Data records

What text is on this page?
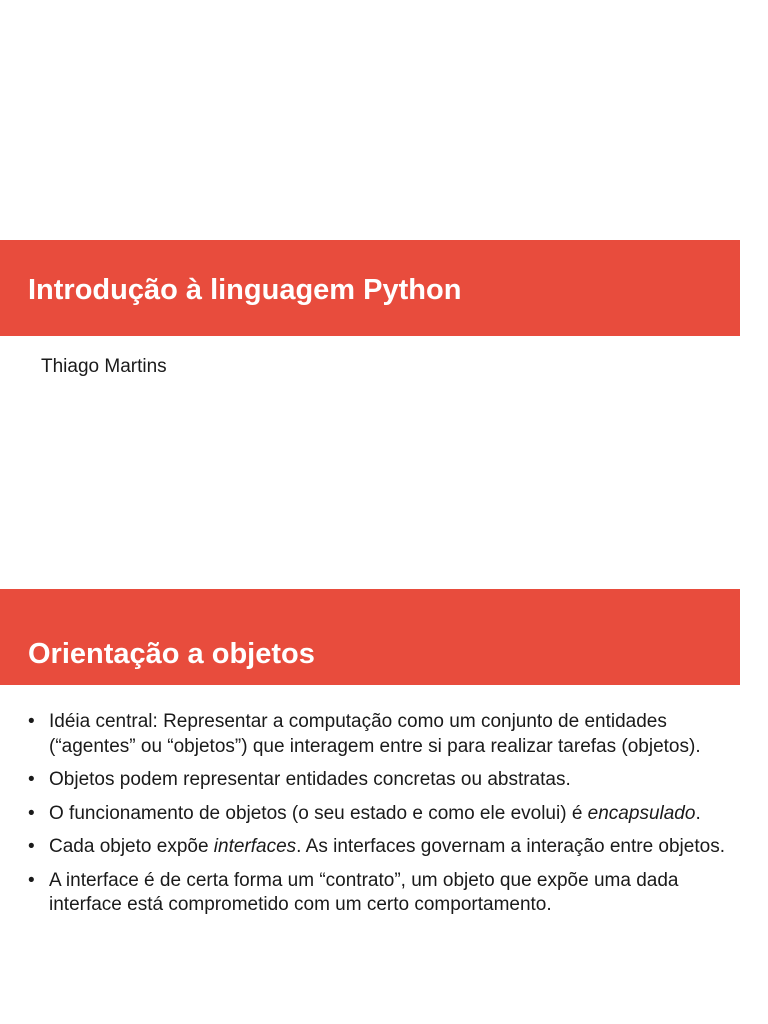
Introdução à linguagem Python

Thiago Martins

Orientação a objetos
• Idéia central: Representar a computação como um conjunto de entidades (“agentes” ou “objetos”) que interagem entre si para realizar tarefas (objetos).
• Objetos podem representar entidades concretas ou abstratas.
• O funcionamento de objetos (o seu estado e como ele evolui) é encapsulado.
• Cada objeto expõe interfaces. As interfaces governam a interação entre objetos.
• A interface é de certa forma um “contrato”, um objeto que expõe uma dada interface está comprometido com um certo comportamento.
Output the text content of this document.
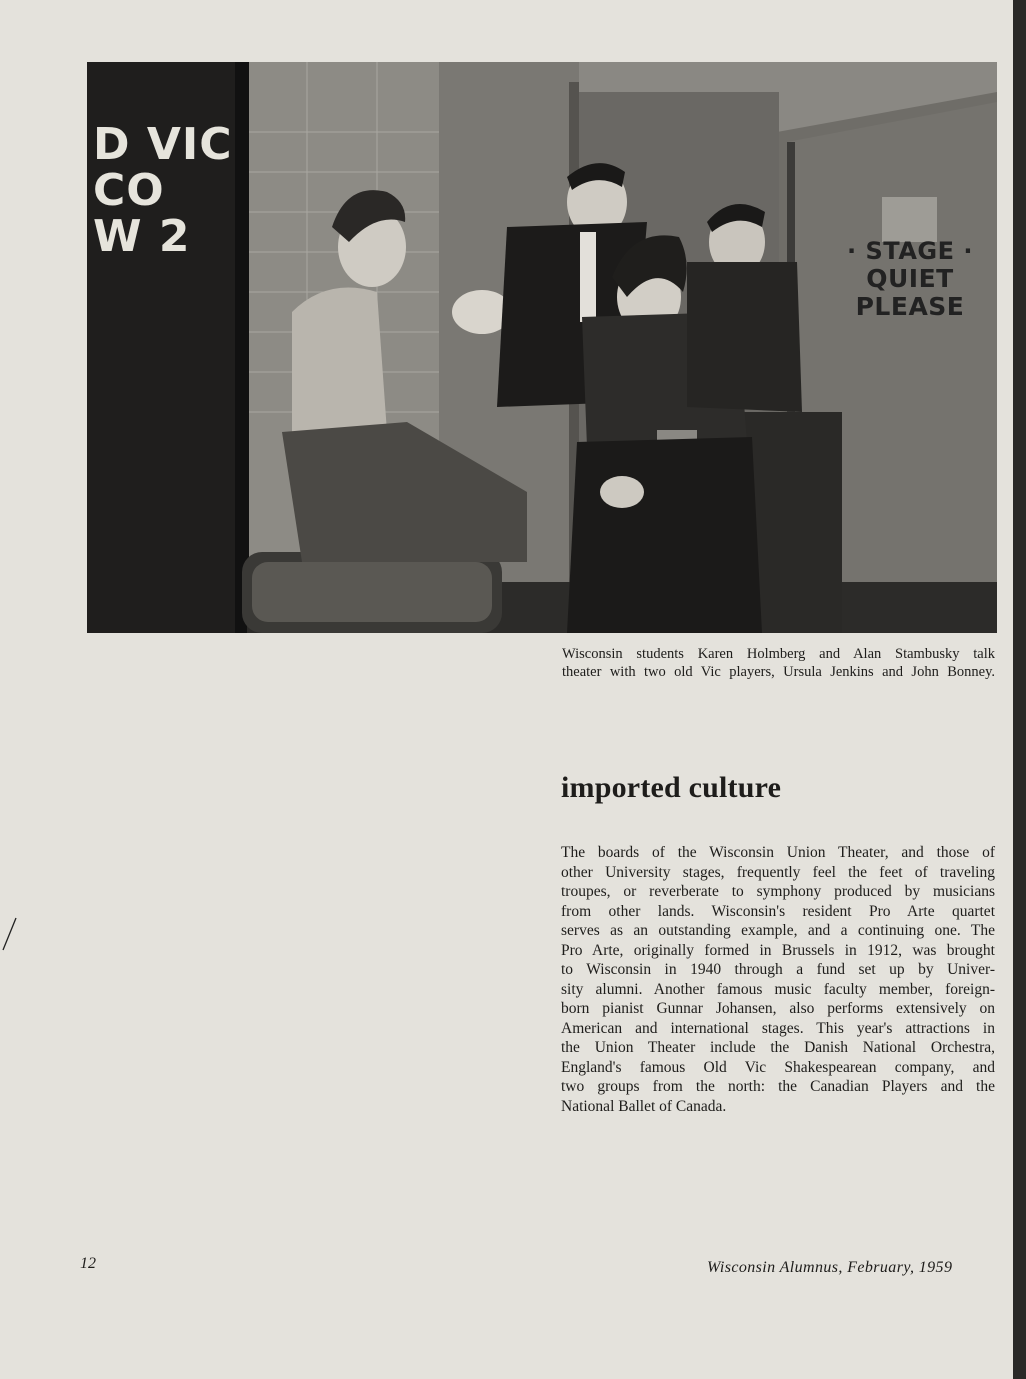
D VIC
CO
W 2	· STAGE ·
QUIET PLEASE
Wisconsin students Karen Holmberg and Alan Stambusky talk
theater with two old Vic players, Ursula Jenkins and John Bonney.
imported culture
The boards of the Wisconsin Union Theater, and those of
other University stages, frequently feel the feet of traveling
troupes, or reverberate to symphony produced by musicians
from other lands. Wisconsin's resident Pro Arte quartet
serves as an outstanding example, and a continuing one. The
Pro Arte, originally formed in Brussels in 1912, was brought
to Wisconsin in 1940 through a fund set up by Univer-
sity alumni. Another famous music faculty member, foreign-
born pianist Gunnar Johansen, also performs extensively on
American and international stages. This year's attractions in
the Union Theater include the Danish National Orchestra,
England's famous Old Vic Shakespearean company, and
two groups from the north: the Canadian Players and the
National Ballet of Canada.
12	Wisconsin Alumnus, February, 1959
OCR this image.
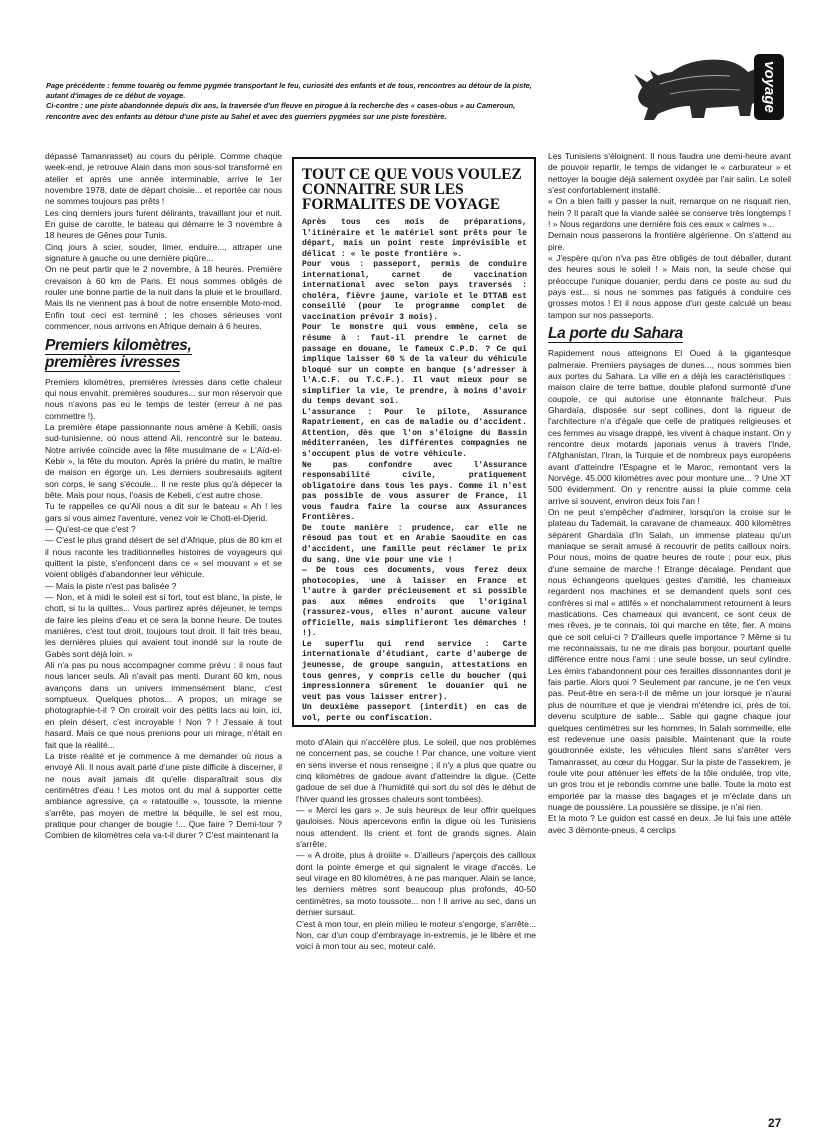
Page précédente : femme touarèg ou femme pygmée transportant le feu, curiosité des enfants et de tous, rencontres au détour de la piste, autant d'images de ce début de voyage.

Ci-contre : une piste abandonnée depuis dix ans, la traversée d'un fleuve en pirogue à la recherche des « cases-obus » au Cameroun, rencontre avec des enfants au détour d'une piste au Sahel et avec des guerriers pygmées sur une piste forestière.

voyage

dépassé Tamanrasset) au cours du périple. Comme chaque week-end, je retrouve Alain dans mon sous-sol transformé en atelier et après une année interminable, arrive le 1er novembre 1978, date de départ choisie... et reportée car nous ne sommes toujours pas prêts !

Les cinq derniers jours furent délirants, travaillant jour et nuit. En guise de carotte, le bateau qui démarre le 3 novembre à 18 heures de Gênes pour Tunis.

Cinq jours à scier, souder, limer, enduire..., attraper une signature à gauche ou une dernière piqûre...

On ne peut partir que le 2 novembre, à 18 heures. Première crevaison à 60 km de Paris. Et nous sommes obligés de rouler une bonne partie de la nuit dans la pluie et le brouillard. Mais ils ne viennent pas à bout de notre ensemble Moto-mod. Enfin tout ceci est terminé ; les choses sérieuses vont commencer, nous arrivons en Afrique demain à 6 heures.

Premiers kilomètres,
premières ivresses

Premiers kilomètres, premières ivresses dans cette chaleur qui nous envahit, premières soudures... sur mon réservoir que nous n'avons pas eu le temps de tester (erreur à ne pas commettre !).

La première étape passionnante nous amène à Kebili, oasis sud-tunisienne, où nous attend Ali, rencontré sur le bateau. Notre arrivée coïncide avec la fête musulmane de « L'Aïd-el-Kebir », la fête du mouton. Après la prière du matin, le maître de maison en égorge un. Les derniers soubresauts agitent son corps, le sang s'écoule... Il ne reste plus qu'à dépecer la bête. Mais pour nous, l'oasis de Kebeli, c'est autre chose.

Tu te rappelles ce qu'Ali nous a dit sur le bateau « Ah ! les gars si vous aimez l'aventure, venez voir le Chott-el-Djerid.

— Qu'est-ce que c'est ?

— C'est le plus grand désert de sel d'Afrique, plus de 80 km et il nous raconte les traditionnelles histoires de voyageurs qui quittent la piste, s'enfoncent dans ce « sel mouvant » et se voient obligés d'abandonner leur véhicule.

— Mais la piste n'est pas balisée ?

— Non, et à midi le soleil est si fort, tout est blanc, la piste, le chott, si tu la quittes... Vous partirez après déjeuner, le temps de faire les pleins d'eau et ce sera la bonne heure. De toutes manières, c'est tout droit, toujours tout droit. Il fait très beau, les dernières pluies qui avaient tout inondé sur la route de Gabès sont déjà loin. »

Ali n'a pas pu nous accompagner comme prévu : il nous faut nous lancer seuls. Ali n'avait pas menti. Durant 60 km, nous avançons dans un univers immensément blanc, c'est somptueux. Quelques photos... A propos, un mirage se photographie-t-il ? On croirait voir des petits lacs au loin, ici, en plein désert, c'est incroyable ! Non ? ! J'essaie à tout hasard. Mais ce que nous prenions pour un mirage, n'était en fait que la réalité...

La triste réalité et je commence à me demander où nous a envoyé Ali. Il nous avait parlé d'une piste difficile à discerner, il ne nous avait jamais dit qu'elle disparaîtrait sous dix centimètres d'eau ! Les motos ont du mal à supporter cette ambiance agressive, ça « ratatouille », toussote, la mienne s'arrête, pas moyen de mettre la béquille, le sel est mou, pratique pour changer de bougie !... Que faire ? Demi-tour ? Combien de kilomètres cela va-t-il durer ? C'est maintenant la

TOUT CE QUE VOUS VOULEZ CONNAITRE SUR LES FORMALITES DE VOYAGE

Après tous ces mois de préparations, l'itinéraire et le matériel sont prêts pour le départ, mais un point reste imprévisible et délicat : « le poste frontière ».

Pour vous : passeport, permis de conduire international, carnet de vaccination international avec selon pays traversés : choléra, fièvre jaune, variole et le DTTAB est conseillé (pour le programme complet de vaccination prévoir 3 mois).

Pour le monstre qui vous emmène, cela se résume à : faut-il prendre le carnet de passage en douane, le fameux C.P.D. ? Ce qui implique laisser 60 % de la valeur du véhicule bloqué sur un compte en banque (s'adresser à l'A.C.F. ou T.C.F.). Il vaut mieux pour se simplifier la vie, le prendre, à moins d'avoir du temps devant soi.

L'assurance : Pour le pilote, Assurance Rapatriement, en cas de maladie ou d'accident. Attention, dès que l'on s'éloigne du Bassin méditerranéen, les différentes compagnies ne s'occupent plus de votre véhicule.

Ne pas confondre avec l'Assurance responsabilité civile, pratiquement obligatoire dans tous les pays. Comme il n'est pas possible de vous assurer de France, il vous faudra faire la course aux Assurances Frontières.

De toute manière : prudence, car elle ne résoud pas tout et en Arabie Saoudite en cas d'accident, une famille peut réclamer le prix du sang. Une vie pour une vie !

— De tous ces documents, vous ferez deux photocopies, une à laisser en France et l'autre à garder précieusement et si possible pas aux mêmes endroits que l'original (rassurez-vous, elles n'auront aucune valeur officielle, mais simplifieront les démarches ! !).

Le superflu qui rend service : Carte internationale d'étudiant, carte d'auberge de jeunesse, de groupe sanguin, attestations en tous genres, y compris celle du boucher (qui impressionnera sûrement le douanier qui ne veut pas vous laisser entrer).

Un deuxième passeport (interdit) en cas de vol, perte ou confiscation.

moto d'Alain qui n'accélère plus. Le soleil, que nos problèmes ne concernent pas, se couche ! Par chance, une voiture vient en sens inverse et nous renseigne ; il n'y a plus que quatre ou cinq kilomètres de gadoue avant d'atteindre la digue. (Cette gadoue de sel due à l'humidité qui sort du sol dès le début de l'hiver quand les grosses chaleurs sont tombées).

— « Merci les gars ». Je suis heureux de leur offrir quelques gauloises. Nous apercevons enfin la digue où les Tunisiens nous attendent. Ils crient et font de grands signes. Alain s'arrête.

— « A droite, plus à droiiite ». D'ailleurs j'aperçois des cailloux dont la pointe émerge et qui signalent le virage d'accès. Le seul virage en 80 kilomètres, à ne pas manquer. Alain se lance, les derniers mètres sont beaucoup plus profonds, 40-50 centimètres, sa moto toussote... non ! Il arrive au sec, dans un dernier sursaut.

C'est à mon tour, en plein milieu le moteur s'engorge, s'arrête... Non, car d'un coup d'embrayage in-extremis, je le libère et me voici à mon tour au sec, moteur calé.

Les Tunisiens s'éloignent. Il nous faudra une demi-heure avant de pouvoir repartir, le temps de vidanger le « carburateur » et nettoyer la bougie déjà salement oxydée par l'air salin. Le soleil s'est confortablement installé.

« On a bien failli y passer la nuit, remarque on ne risquait rien, hein ? Il paraît que la viande salée se conserve très longtemps ! ! » Nous regardons une dernière fois ces eaux « calmes »...

Demain nous passerons la frontière algérienne. On s'attend au pire.

« J'espère qu'on n'va pas être obligés de tout déballer, durant des heures sous le soleil ! » Mais non, la seule chose qui préoccupe l'unique douanier, perdu dans ce poste au sud du pays est... si nous ne sommes pas fatigués à conduire ces grosses motos ! Et il nous appose d'un geste calculé un beau tampon sur nos passeports.

La porte du Sahara

Rapidement nous atteignons El Oued à la gigantesque palmeraie. Premiers paysages de dunes..., nous sommes bien aux portes du Sahara. La ville en a déjà les caractéristiques : maison claire de terre battue, double plafond surmonté d'une coupole, ce qui autorise une étonnante fraîcheur. Puis Ghardaïa, disposée sur sept collines, dont la rigueur de l'architecture n'a d'égale que celle de pratiques religieuses et ces femmes au visage drappé, les vivent à chaque instant. On y rencontre deux motards japonais venus à travers l'Inde, l'Afghanistan, l'Iran, la Turquie et de nombreux pays européens avant d'atteindre l'Espagne et le Maroc, remontant vers la Norvège. 45.000 kilomètres avec pour monture une... ? Une XT 500 évidemment. On y rencntre aussi la pluie comme cela arrive si souvent, environ deux fois l'an !

On ne peut s'empêcher d'admirer, lorsqu'on la croise sur le plateau du Tademait, la caravane de chameaux. 400 kilomètres séparent Ghardaïa d'In Salah, un immense plateau qu'un maniaque se serait amusé à recouvrir de petits cailloux noirs. Pour nous, moins de quatre heures de route ; pour eux, plus d'une semaine de marche ! Etrange décalage. Pendant que nous échangeons quelques gestes d'amitié, les chameaux regardent nos machines et se demandent quels sont ces confrères si mal « attifés » et nonchalamment retournent à leurs mastications. Ces chameaux qui avancent, ce sont ceux de mes rêves, je te connais, toi qui marche en tête, fier. A moins que ce soit celui-ci ? D'ailleurs quelle importance ? Même si tu me reconnaissais, tu ne me dirais pas bonjour, pourtant quelle différence entre nous l'ami : une seule bosse, un seul cylindre. Les émirs t'abandonnent pour ces ferailles dissonnantes dont je fais partie. Alors quoi ? Seulement par rancune, je ne t'en veux pas. Peut-être en sera-t-il de même un jour lorsque je n'aurai plus de nourriture et que je viendrai m'étendre ici, près de toi, devenu sculpture de sable... Sable qui gagne chaque jour quelques centimètres sur les hommes, In Salah sommeille, elle est redevenue une oasis paisible. Maintenant que la route goudronnée existe, les véhicules filent sans s'arrêter vers Tamanrasset, au cœur du Hoggar. Sur la piste de l'assekrem, je roule vite pour atténuer les effets de la tôle ondulée, trop vite, un gros trou et je rebondis comme une balle. Toute la moto est emportée par la masse des bagages et je m'éclate dans un nuage de poussière. La poussière se dissipe, je n'ai rien.

Et la moto ? Le guidon est cassé en deux. Je lui fais une attèle avec 3 démonte-pneus, 4 cerclips

27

> **WORK TO COMPLETE**: Show every line where the string "famous" appears.

> **TASK RESPONSE**:
sity alumni. Another famous music faculty member, foreign-
England's famous Old Vic Shakespearean company, and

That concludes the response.